» **Instruction**
Find the word "modified" in the data. Return every line where it appears.

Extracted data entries

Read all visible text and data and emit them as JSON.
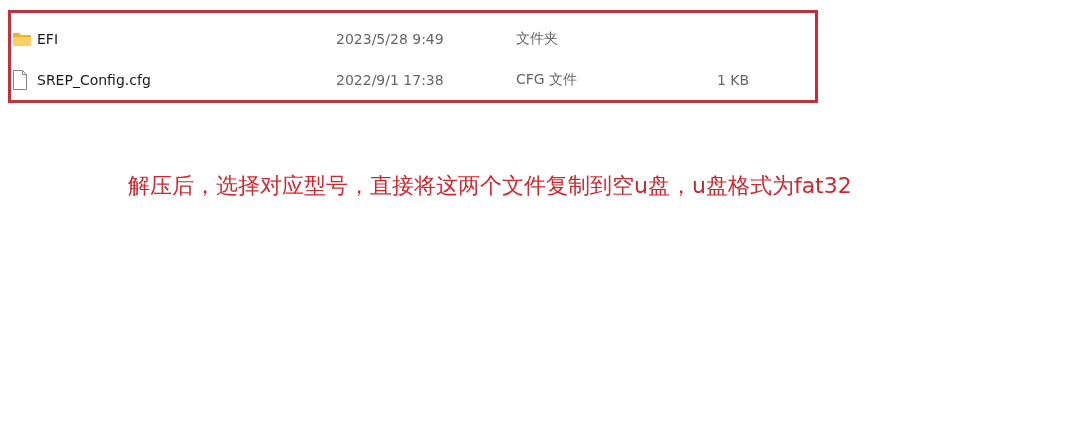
{
  "files": [
    {
      "kind": "folder",
      "name": "EFI",
      "modified": "2023/5/28 9:49",
      "type": "文件夹"
    },
    {
      "kind": "file",
      "name": "SREP_Config.cfg",
      "modified": "2022/9/1 17:38",
      "type": "CFG 文件",
      "size": "1 KB"
    }
  ],
  "annotation": "解压后，选择对应型号，直接将这两个文件复制到空u盘，u盘格式为fat32"
}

» **Expected answer**
      "modified": "2023/5/28 9:49",
      "modified": "2022/9/1 17:38",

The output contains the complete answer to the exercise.